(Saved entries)
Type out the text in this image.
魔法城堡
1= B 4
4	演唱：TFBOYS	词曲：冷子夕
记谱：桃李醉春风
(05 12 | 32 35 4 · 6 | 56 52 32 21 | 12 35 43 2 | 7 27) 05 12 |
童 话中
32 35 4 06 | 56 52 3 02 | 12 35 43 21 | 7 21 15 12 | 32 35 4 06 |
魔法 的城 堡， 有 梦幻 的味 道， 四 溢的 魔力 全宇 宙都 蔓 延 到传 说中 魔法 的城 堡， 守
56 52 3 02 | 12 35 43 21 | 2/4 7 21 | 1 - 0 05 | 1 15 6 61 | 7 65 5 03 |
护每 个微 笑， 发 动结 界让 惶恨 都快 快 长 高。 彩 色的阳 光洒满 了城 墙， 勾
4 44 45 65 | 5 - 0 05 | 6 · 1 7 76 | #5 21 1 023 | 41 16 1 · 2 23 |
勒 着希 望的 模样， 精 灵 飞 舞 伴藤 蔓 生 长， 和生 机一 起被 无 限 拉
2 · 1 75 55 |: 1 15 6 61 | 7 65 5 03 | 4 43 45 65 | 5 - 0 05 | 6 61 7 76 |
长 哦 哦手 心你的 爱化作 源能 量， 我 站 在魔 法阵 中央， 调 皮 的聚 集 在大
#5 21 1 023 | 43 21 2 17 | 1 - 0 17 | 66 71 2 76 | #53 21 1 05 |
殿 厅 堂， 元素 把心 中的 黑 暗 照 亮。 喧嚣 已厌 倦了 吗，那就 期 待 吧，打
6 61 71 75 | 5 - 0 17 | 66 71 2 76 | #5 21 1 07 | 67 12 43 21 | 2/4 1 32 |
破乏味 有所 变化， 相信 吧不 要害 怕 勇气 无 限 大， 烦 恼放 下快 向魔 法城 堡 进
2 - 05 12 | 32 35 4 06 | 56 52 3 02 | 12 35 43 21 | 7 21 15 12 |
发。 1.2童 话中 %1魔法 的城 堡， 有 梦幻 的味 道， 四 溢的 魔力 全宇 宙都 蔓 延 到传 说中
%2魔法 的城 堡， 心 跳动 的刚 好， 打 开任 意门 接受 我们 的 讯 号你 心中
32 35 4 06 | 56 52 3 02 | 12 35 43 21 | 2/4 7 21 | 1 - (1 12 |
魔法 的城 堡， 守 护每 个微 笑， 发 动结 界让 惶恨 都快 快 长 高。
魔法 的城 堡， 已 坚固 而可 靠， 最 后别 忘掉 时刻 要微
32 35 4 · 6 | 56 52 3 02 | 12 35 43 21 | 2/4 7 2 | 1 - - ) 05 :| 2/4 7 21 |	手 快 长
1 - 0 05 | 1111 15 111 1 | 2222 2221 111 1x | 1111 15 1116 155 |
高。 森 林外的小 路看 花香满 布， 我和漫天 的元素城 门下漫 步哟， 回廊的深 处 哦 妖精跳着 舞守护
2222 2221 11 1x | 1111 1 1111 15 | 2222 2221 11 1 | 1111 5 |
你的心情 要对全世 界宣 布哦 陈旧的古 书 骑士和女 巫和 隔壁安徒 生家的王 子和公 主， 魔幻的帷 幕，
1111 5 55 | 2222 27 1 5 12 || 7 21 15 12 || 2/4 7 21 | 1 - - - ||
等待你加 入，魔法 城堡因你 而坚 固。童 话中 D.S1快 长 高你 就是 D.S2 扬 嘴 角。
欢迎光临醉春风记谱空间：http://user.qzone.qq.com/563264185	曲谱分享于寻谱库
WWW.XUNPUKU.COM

...

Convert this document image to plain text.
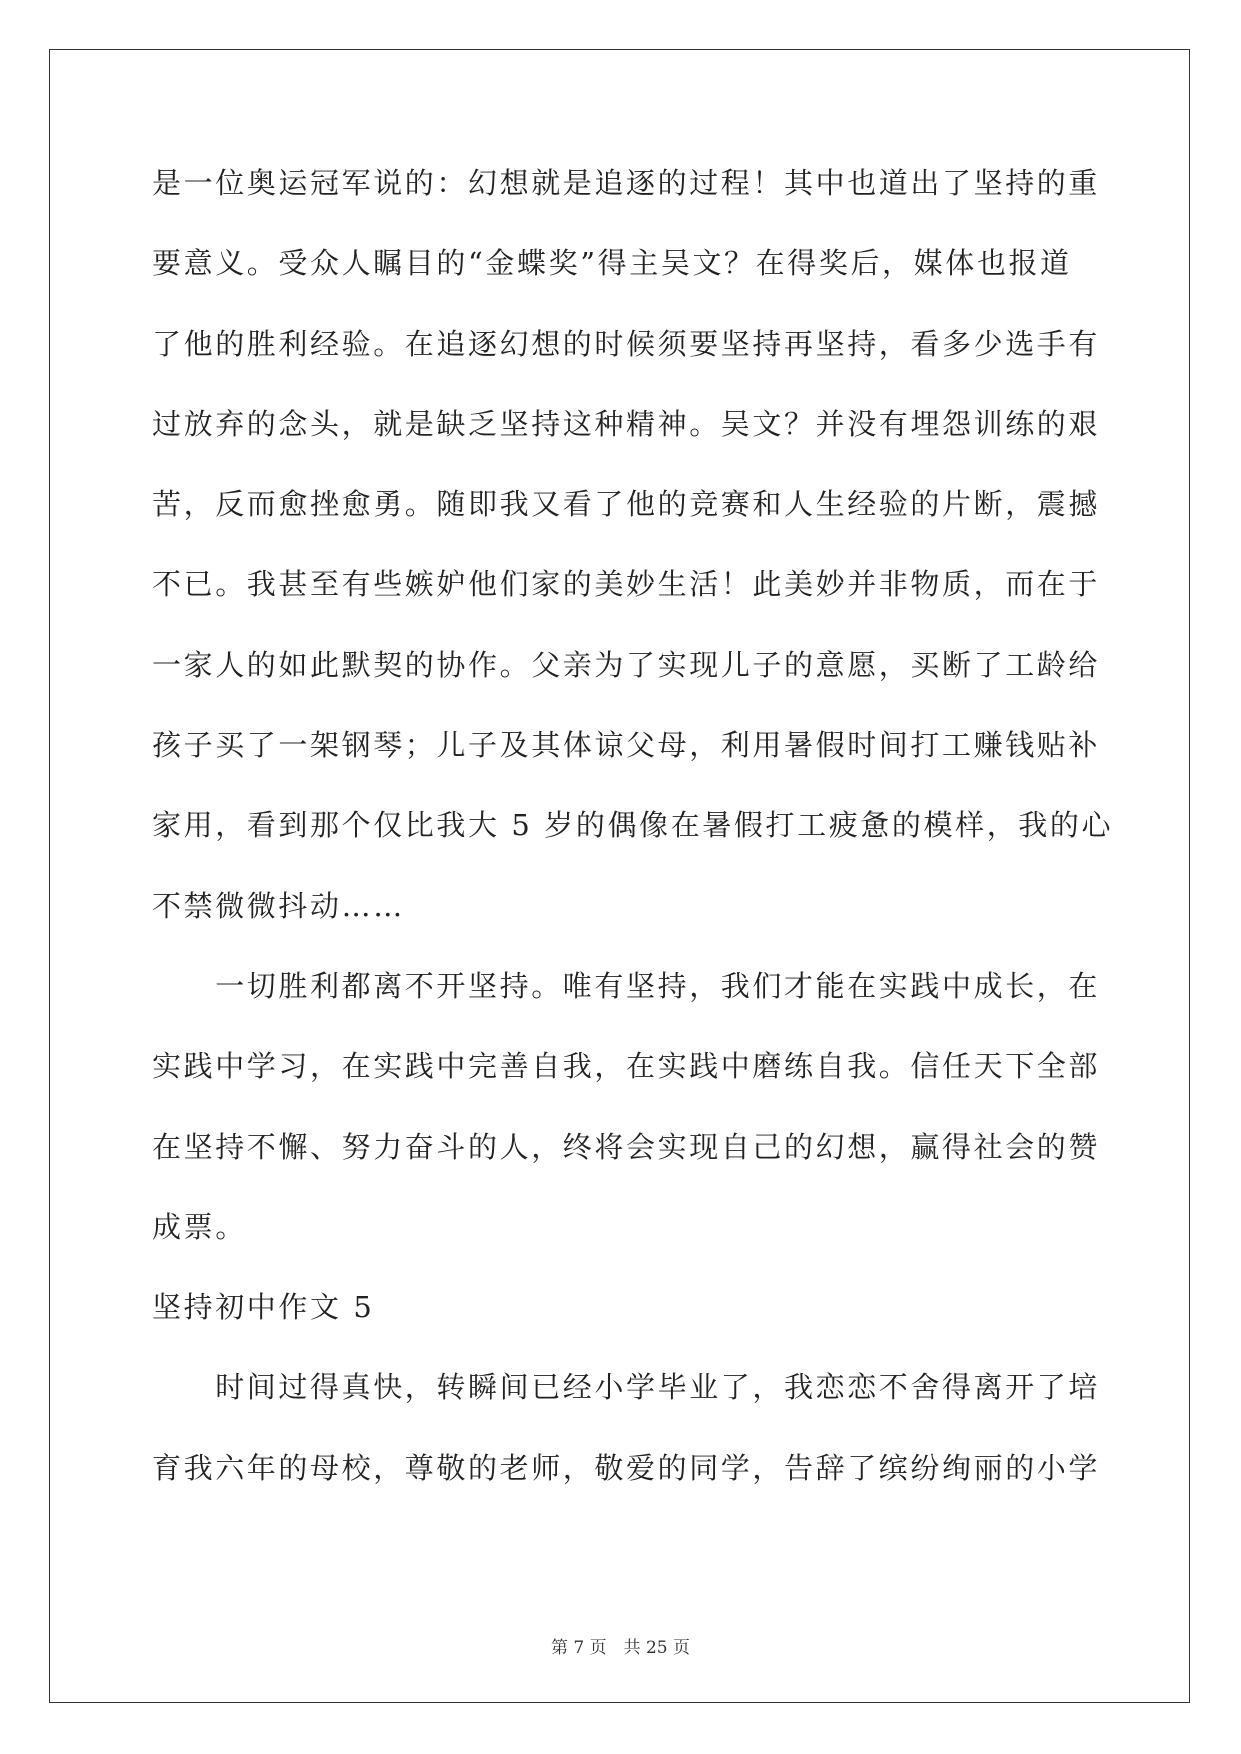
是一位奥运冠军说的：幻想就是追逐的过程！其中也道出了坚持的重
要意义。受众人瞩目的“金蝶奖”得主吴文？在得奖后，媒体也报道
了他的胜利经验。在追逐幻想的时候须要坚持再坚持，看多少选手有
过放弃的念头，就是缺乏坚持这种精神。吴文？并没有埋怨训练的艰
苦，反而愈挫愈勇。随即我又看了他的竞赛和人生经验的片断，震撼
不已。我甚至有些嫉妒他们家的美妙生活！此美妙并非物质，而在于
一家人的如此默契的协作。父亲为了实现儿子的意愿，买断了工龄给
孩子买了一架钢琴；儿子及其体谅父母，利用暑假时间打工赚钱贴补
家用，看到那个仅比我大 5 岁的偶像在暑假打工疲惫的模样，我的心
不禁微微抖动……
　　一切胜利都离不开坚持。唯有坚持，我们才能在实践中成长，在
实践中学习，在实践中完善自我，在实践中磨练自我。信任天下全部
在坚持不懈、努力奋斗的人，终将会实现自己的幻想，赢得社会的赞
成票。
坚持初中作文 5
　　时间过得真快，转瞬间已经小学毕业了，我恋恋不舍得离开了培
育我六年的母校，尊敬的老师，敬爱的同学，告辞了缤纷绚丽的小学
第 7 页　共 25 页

### SET TASK
Of all the lines in the entries, how many contain the word "image"? Give only the number.

### THE RESPONSE
2